DATA PROVIDED:
<<<<

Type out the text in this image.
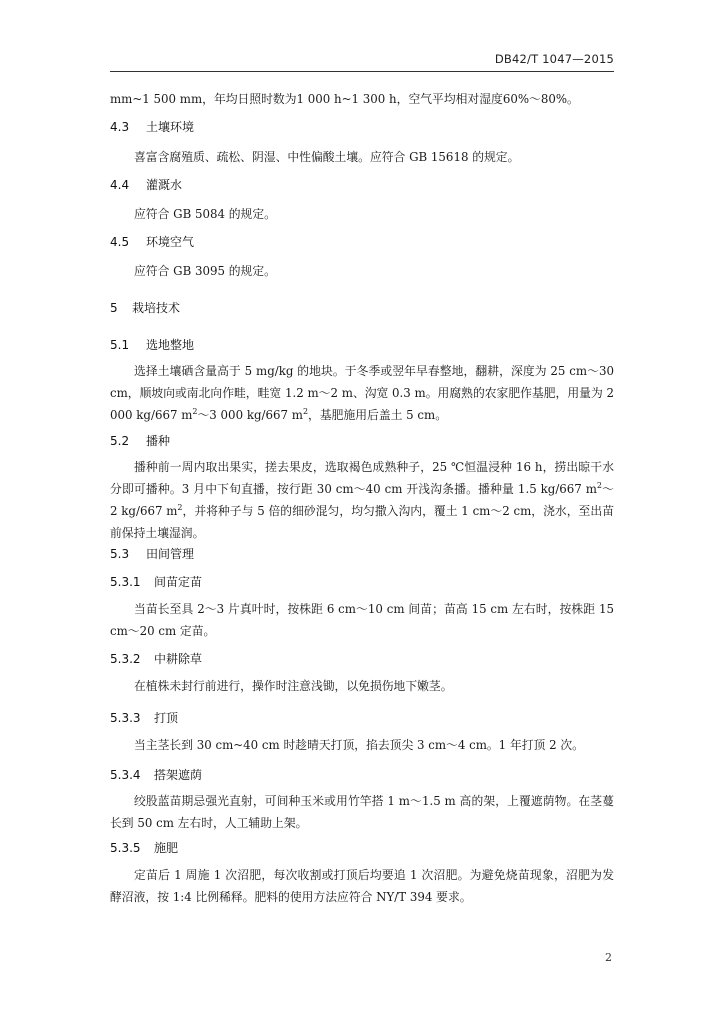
DB42/T 1047—2015
mm~1 500 mm，年均日照时数为1 000 h~1 300 h，空气平均相对湿度60%～80%。
4.3 土壤环境
喜富含腐殖质、疏松、阴湿、中性偏酸土壤。应符合 GB 15618 的规定。
4.4 灌溉水
应符合 GB 5084 的规定。
4.5 环境空气
应符合 GB 3095 的规定。
5 栽培技术
5.1 选地整地
选择土壤硒含量高于 5 mg/kg 的地块。于冬季或翌年早春整地，翻耕，深度为 25 cm～30 cm，顺坡向或南北向作畦，畦宽 1.2 m～2 m、沟宽 0.3 m。用腐熟的农家肥作基肥，用量为 2 000 kg/667 $m^2\sim 3$ 000 kg/667 $m^2$，基肥施用后盖土 5 cm。
5.2 播种
播种前一周内取出果实，搓去果皮，选取褐色成熟种子，25 ℃恒温浸种 16 h，捞出晾干水分即可播种。3 月中下旬直播，按行距 30 cm～40 cm 开浅沟条播。播种量 1.5 kg/667 $m^2\sim 2$ kg/667 $m^2$，并将种子与 5 倍的细砂混匀，均匀撒入沟内，覆土 1 cm～2 cm，浇水，至出苗前保持土壤湿润。
5.3 田间管理
5.3.1 间苗定苗
当苗长至具 2～3 片真叶时，按株距 6 cm～10 cm 间苗；苗高 15 cm 左右时，按株距 15 cm～20 cm 定苗。
5.3.2 中耕除草
在植株未封行前进行，操作时注意浅锄，以免损伤地下嫩茎。
5.3.3 打顶
当主茎长到 30 cm~40 cm 时趁晴天打顶，掐去顶尖 3 cm～4 cm。1 年打顶 2 次。
5.3.4 搭架遮荫
绞股蓝苗期忌强光直射，可间种玉米或用竹竿搭 1 m～1.5 m 高的架，上覆遮荫物。在茎蔓长到 50 cm 左右时，人工辅助上架。
5.3.5 施肥
定苗后 1 周施 1 次沼肥，每次收割或打顶后均要追 1 次沼肥。为避免烧苗现象，沼肥为发酵沼液，按 1:4 比例稀释。肥料的使用方法应符合 NY/T 394 要求。
2
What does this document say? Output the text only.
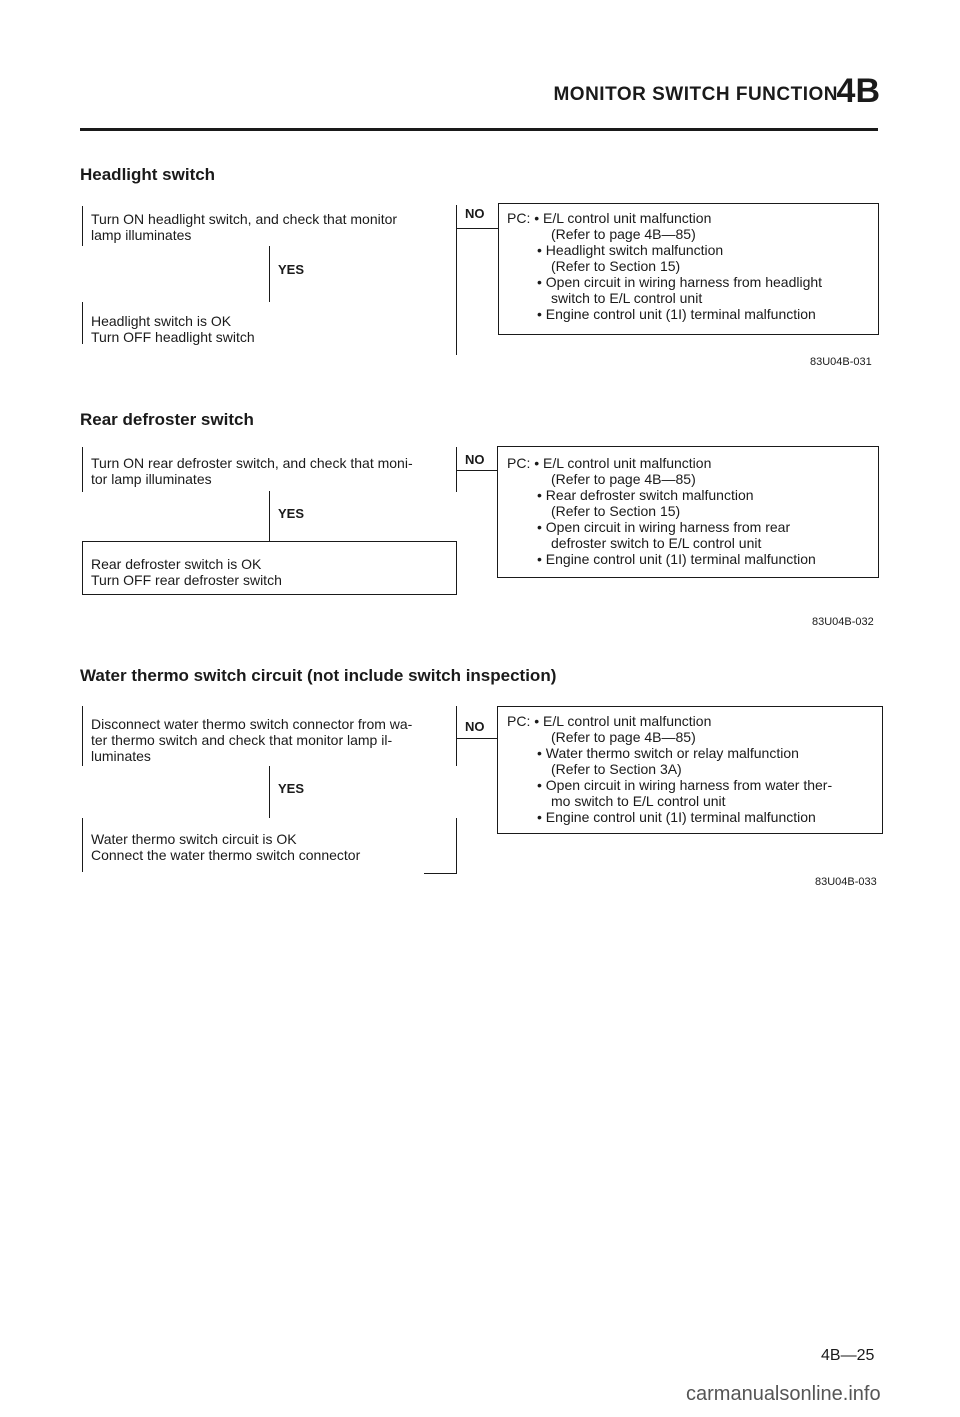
MONITOR SWITCH FUNCTION
4B
Headlight switch
Turn ON headlight switch, and check that monitor
lamp illuminates
YES
Headlight switch is OK
Turn OFF headlight switch
NO PC: • E/L control unit malfunction
(Refer to page 4B—85)
• Headlight switch malfunction
(Refer to Section 15)
• Open circuit in wiring harness from headlight
switch to E/L control unit
• Engine control unit (1I) terminal malfunction
83U04B-031
Rear defroster switch
Turn ON rear defroster switch, and check that moni-
tor lamp illuminates
YES
Rear defroster switch is OK
Turn OFF rear defroster switch
NO PC: • E/L control unit malfunction
(Refer to page 4B—85)
• Rear defroster switch malfunction
(Refer to Section 15)
• Open circuit in wiring harness from rear
defroster switch to E/L control unit
• Engine control unit (1I) terminal malfunction
83U04B-032
Water thermo switch circuit (not include switch inspection)
Disconnect water thermo switch connector from wa-
ter thermo switch and check that monitor lamp il-
luminates
YES
Water thermo switch circuit is OK
Connect the water thermo switch connector
NO PC: • E/L control unit malfunction
(Refer to page 4B—85)
• Water thermo switch or relay malfunction
(Refer to Section 3A)
• Open circuit in wiring harness from water ther-
mo switch to E/L control unit
• Engine control unit (1I) terminal malfunction
83U04B-033
4B—25
carmanualsonline.info
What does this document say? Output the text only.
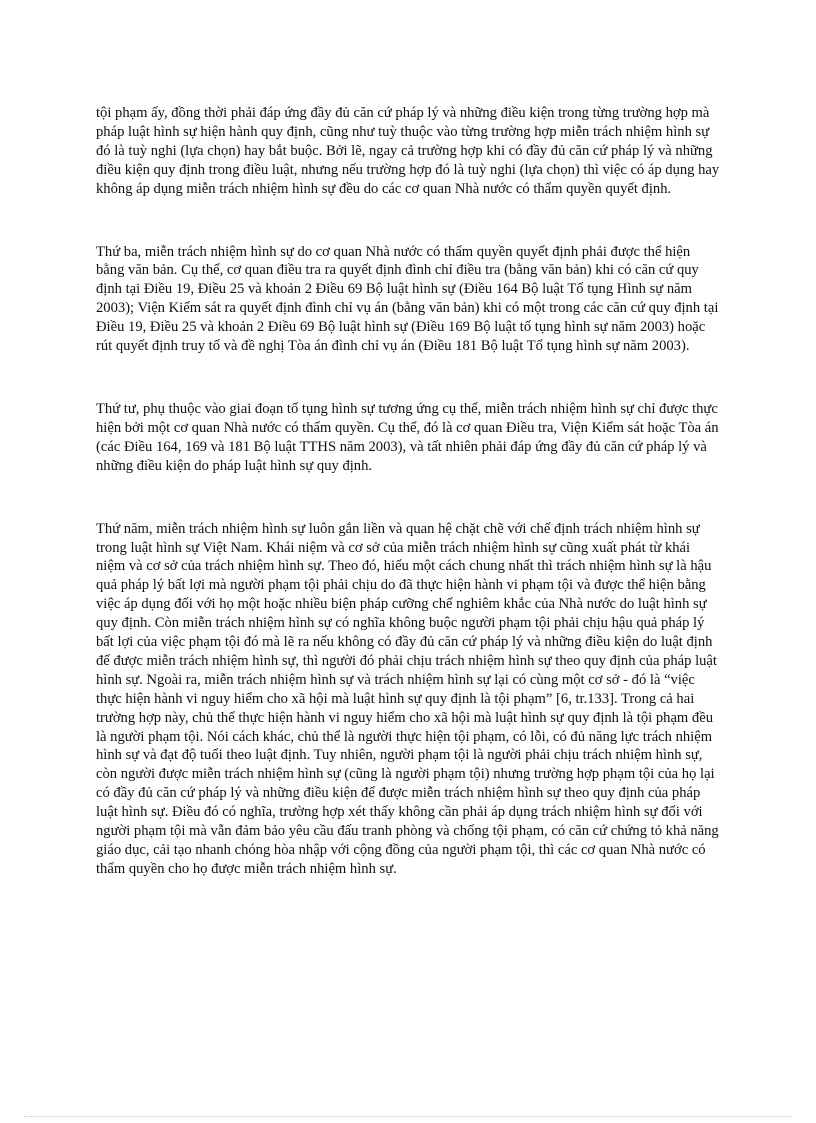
tội phạm ấy, đồng thời phải đáp ứng đầy đủ căn cứ pháp lý và những điều kiện trong từng trường hợp mà pháp luật hình sự hiện hành quy định, cũng như tuỳ thuộc vào từng trường hợp miễn trách nhiệm hình sự đó là tuỳ nghi (lựa chọn) hay bắt buộc. Bởi lẽ, ngay cả trường hợp khi có đầy đủ căn cứ pháp lý và những điều kiện quy định trong điều luật, nhưng nếu trường hợp đó là tuỳ nghi (lựa chọn) thì việc có áp dụng hay không áp dụng miễn trách nhiệm hình sự đều do các cơ quan Nhà nước có thẩm quyền quyết định.

Thứ ba, miễn trách nhiệm hình sự do cơ quan Nhà nước có thẩm quyền quyết định phải được thể hiện bằng văn bản. Cụ thể, cơ quan điều tra ra quyết định đình chỉ điều tra (bằng văn bản) khi có căn cứ quy định tại Điều 19, Điều 25 và khoản 2 Điều 69 Bộ luật hình sự (Điều 164 Bộ luật Tố tụng Hình sự năm 2003); Viện Kiểm sát ra quyết định đình chỉ vụ án (bằng văn bản) khi có một trong các căn cứ quy định tại Điều 19, Điều 25 và khoản 2 Điều 69 Bộ luật hình sự (Điều 169 Bộ luật tố tụng hình sự năm 2003) hoặc rút quyết định truy tố và đề nghị Tòa án đình chỉ vụ án (Điều 181 Bộ luật Tố tụng hình sự năm 2003).

Thứ tư, phụ thuộc vào giai đoạn tố tụng hình sự tương ứng cụ thể, miễn trách nhiệm hình sự chỉ được thực hiện bởi một cơ quan Nhà nước có thẩm quyền. Cụ thể, đó là cơ quan Điều tra, Viện Kiểm sát hoặc Tòa án (các Điều 164, 169 và 181 Bộ luật TTHS năm 2003), và tất nhiên phải đáp ứng đầy đủ căn cứ pháp lý và những điều kiện do pháp luật hình sự quy định.

Thứ năm, miễn trách nhiệm hình sự luôn gắn liền và quan hệ chặt chẽ với chế định trách nhiệm hình sự trong luật hình sự Việt Nam. Khái niệm và cơ sở của miễn trách nhiệm hình sự cũng xuất phát từ khái niệm và cơ sở của trách nhiệm hình sự. Theo đó, hiểu một cách chung nhất thì trách nhiệm hình sự là hậu quả pháp lý bất lợi mà người phạm tội phải chịu do đã thực hiện hành vi phạm tội và được thể hiện bằng việc áp dụng đối với họ một hoặc nhiều biện pháp cưỡng chế nghiêm khắc của Nhà nước do luật hình sự quy định. Còn miễn trách nhiệm hình sự có nghĩa không buộc người phạm tội phải chịu hậu quả pháp lý bất lợi của việc phạm tội đó mà lẽ ra nếu không có đầy đủ căn cứ pháp lý và những điều kiện do luật định để được miễn trách nhiệm hình sự, thì người đó phải chịu trách nhiệm hình sự theo quy định của pháp luật hình sự. Ngoài ra, miễn trách nhiệm hình sự và trách nhiệm hình sự lại có cùng một cơ sở - đó là “việc thực hiện hành vi nguy hiểm cho xã hội mà luật hình sự quy định là tội phạm” [6, tr.133]. Trong cả hai trường hợp này, chủ thể thực hiện hành vi nguy hiểm cho xã hội mà luật hình sự quy định là tội phạm đều là người phạm tội. Nói cách khác, chủ thể là người thực hiện tội phạm, có lỗi, có đủ năng lực trách nhiệm hình sự và đạt độ tuổi theo luật định. Tuy nhiên, người phạm tội là người phải chịu trách nhiệm hình sự, còn người được miễn trách nhiệm hình sự (cũng là người phạm tội) nhưng trường hợp phạm tội của họ lại có đầy đủ căn cứ pháp lý và những điều kiện để được miễn trách nhiệm hình sự theo quy định của pháp luật hình sự. Điều đó có nghĩa, trường hợp xét thấy không cần phải áp dụng trách nhiệm hình sự đối với người phạm tội mà vẫn đảm bảo yêu cầu đấu tranh phòng và chống tội phạm, có căn cứ chứng tỏ khả năng giáo dục, cải tạo nhanh chóng hòa nhập với cộng đồng của người phạm tội, thì các cơ quan Nhà nước có thẩm quyền cho họ được miễn trách nhiệm hình sự.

>>>>

Repeat the records above exactly, omitting every picture.

THE RESULT:
Type out the text in this image.
DB42/T 1047—2015
mm~1 500 mm，年均日照时数为1 000 h~1 300 h，空气平均相对湿度60%～80%。
4.3 土壤环境
喜富含腐殖质、疏松、阴湿、中性偏酸土壤。应符合 GB 15618 的规定。
4.4 灌溉水
应符合 GB 5084 的规定。
4.5 环境空气
应符合 GB 3095 的规定。
5 栽培技术
5.1 选地整地
选择土壤硒含量高于 5 mg/kg 的地块。于冬季或翌年早春整地，翻耕，深度为 25 cm～30 cm，顺坡向或南北向作畦，畦宽 1.2 m～2 m、沟宽 0.3 m。用腐熟的农家肥作基肥，用量为 2 000 kg/667 $m^2\sim 3$ 000 kg/667 $m^2$，基肥施用后盖土 5 cm。
5.2 播种
播种前一周内取出果实，搓去果皮，选取褐色成熟种子，25 ℃恒温浸种 16 h，捞出晾干水分即可播种。3 月中下旬直播，按行距 30 cm～40 cm 开浅沟条播。播种量 1.5 kg/667 $m^2\sim 2$ kg/667 $m^2$，并将种子与 5 倍的细砂混匀，均匀撒入沟内，覆土 1 cm～2 cm，浇水，至出苗前保持土壤湿润。
5.3 田间管理
5.3.1 间苗定苗
当苗长至具 2～3 片真叶时，按株距 6 cm～10 cm 间苗；苗高 15 cm 左右时，按株距 15 cm～20 cm 定苗。
5.3.2 中耕除草
在植株未封行前进行，操作时注意浅锄，以免损伤地下嫩茎。
5.3.3 打顶
当主茎长到 30 cm~40 cm 时趁晴天打顶，掐去顶尖 3 cm～4 cm。1 年打顶 2 次。
5.3.4 搭架遮荫
绞股蓝苗期忌强光直射，可间种玉米或用竹竿搭 1 m～1.5 m 高的架，上覆遮荫物。在茎蔓长到 50 cm 左右时，人工辅助上架。
5.3.5 施肥
定苗后 1 周施 1 次沼肥，每次收割或打顶后均要追 1 次沼肥。为避免烧苗现象，沼肥为发酵沼液，按 1:4 比例稀释。肥料的使用方法应符合 NY/T 394 要求。
2
What does this document say? Output the text only.
MONITOR SWITCH FUNCTION
4B
Headlight switch
Turn ON headlight switch, and check that monitor
lamp illuminates
YES
Headlight switch is OK
Turn OFF headlight switch
NO PC: • E/L control unit malfunction
(Refer to page 4B—85)
• Headlight switch malfunction
(Refer to Section 15)
• Open circuit in wiring harness from headlight
switch to E/L control unit
• Engine control unit (1I) terminal malfunction
83U04B-031
Rear defroster switch
Turn ON rear defroster switch, and check that moni-
tor lamp illuminates
YES
Rear defroster switch is OK
Turn OFF rear defroster switch
NO PC: • E/L control unit malfunction
(Refer to page 4B—85)
• Rear defroster switch malfunction
(Refer to Section 15)
• Open circuit in wiring harness from rear
defroster switch to E/L control unit
• Engine control unit (1I) terminal malfunction
83U04B-032
Water thermo switch circuit (not include switch inspection)
Disconnect water thermo switch connector from wa-
ter thermo switch and check that monitor lamp il-
luminates
YES
Water thermo switch circuit is OK
Connect the water thermo switch connector
NO PC: • E/L control unit malfunction
(Refer to page 4B—85)
• Water thermo switch or relay malfunction
(Refer to Section 3A)
• Open circuit in wiring harness from water ther-
mo switch to E/L control unit
• Engine control unit (1I) terminal malfunction
83U04B-033
4B—25
carmanualsonline.info
What does this document say? Output the text only.
tội phạm ấy, đồng thời phải đáp ứng đầy đủ căn cứ pháp lý và những điều kiện trong từng trường hợp mà pháp luật hình sự hiện hành quy định, cũng như tuỳ thuộc vào từng trường hợp miễn trách nhiệm hình sự đó là tuỳ nghi (lựa chọn) hay bắt buộc. Bởi lẽ, ngay cả trường hợp khi có đầy đủ căn cứ pháp lý và những điều kiện quy định trong điều luật, nhưng nếu trường hợp đó là tuỳ nghi (lựa chọn) thì việc có áp dụng hay không áp dụng miễn trách nhiệm hình sự đều do các cơ quan Nhà nước có thẩm quyền quyết định.

Thứ ba, miễn trách nhiệm hình sự do cơ quan Nhà nước có thẩm quyền quyết định phải được thể hiện bằng văn bản. Cụ thể, cơ quan điều tra ra quyết định đình chỉ điều tra (bằng văn bản) khi có căn cứ quy định tại Điều 19, Điều 25 và khoản 2 Điều 69 Bộ luật hình sự (Điều 164 Bộ luật Tố tụng Hình sự năm 2003); Viện Kiểm sát ra quyết định đình chỉ vụ án (bằng văn bản) khi có một trong các căn cứ quy định tại Điều 19, Điều 25 và khoản 2 Điều 69 Bộ luật hình sự (Điều 169 Bộ luật tố tụng hình sự năm 2003) hoặc rút quyết định truy tố và đề nghị Tòa án đình chỉ vụ án (Điều 181 Bộ luật Tố tụng hình sự năm 2003).

Thứ tư, phụ thuộc vào giai đoạn tố tụng hình sự tương ứng cụ thể, miễn trách nhiệm hình sự chỉ được thực hiện bởi một cơ quan Nhà nước có thẩm quyền. Cụ thể, đó là cơ quan Điều tra, Viện Kiểm sát hoặc Tòa án (các Điều 164, 169 và 181 Bộ luật TTHS năm 2003), và tất nhiên phải đáp ứng đầy đủ căn cứ pháp lý và những điều kiện do pháp luật hình sự quy định.

Thứ năm, miễn trách nhiệm hình sự luôn gắn liền và quan hệ chặt chẽ với chế định trách nhiệm hình sự trong luật hình sự Việt Nam. Khái niệm và cơ sở của miễn trách nhiệm hình sự cũng xuất phát từ khái niệm và cơ sở của trách nhiệm hình sự. Theo đó, hiểu một cách chung nhất thì trách nhiệm hình sự là hậu quả pháp lý bất lợi mà người phạm tội phải chịu do đã thực hiện hành vi phạm tội và được thể hiện bằng việc áp dụng đối với họ một hoặc nhiều biện pháp cưỡng chế nghiêm khắc của Nhà nước do luật hình sự quy định. Còn miễn trách nhiệm hình sự có nghĩa không buộc người phạm tội phải chịu hậu quả pháp lý bất lợi của việc phạm tội đó mà lẽ ra nếu không có đầy đủ căn cứ pháp lý và những điều kiện do luật định để được miễn trách nhiệm hình sự, thì người đó phải chịu trách nhiệm hình sự theo quy định của pháp luật hình sự. Ngoài ra, miễn trách nhiệm hình sự và trách nhiệm hình sự lại có cùng một cơ sở - đó là “việc thực hiện hành vi nguy hiểm cho xã hội mà luật hình sự quy định là tội phạm” [6, tr.133]. Trong cả hai trường hợp này, chủ thể thực hiện hành vi nguy hiểm cho xã hội mà luật hình sự quy định là tội phạm đều là người phạm tội. Nói cách khác, chủ thể là người thực hiện tội phạm, có lỗi, có đủ năng lực trách nhiệm hình sự và đạt độ tuổi theo luật định. Tuy nhiên, người phạm tội là người phải chịu trách nhiệm hình sự, còn người được miễn trách nhiệm hình sự (cũng là người phạm tội) nhưng trường hợp phạm tội của họ lại có đầy đủ căn cứ pháp lý và những điều kiện để được miễn trách nhiệm hình sự theo quy định của pháp luật hình sự. Điều đó có nghĩa, trường hợp xét thấy không cần phải áp dụng trách nhiệm hình sự đối với người phạm tội mà vẫn đảm bảo yêu cầu đấu tranh phòng và chống tội phạm, có căn cứ chứng tỏ khả năng giáo dục, cải tạo nhanh chóng hòa nhập với cộng đồng của người phạm tội, thì các cơ quan Nhà nước có thẩm quyền cho họ được miễn trách nhiệm hình sự.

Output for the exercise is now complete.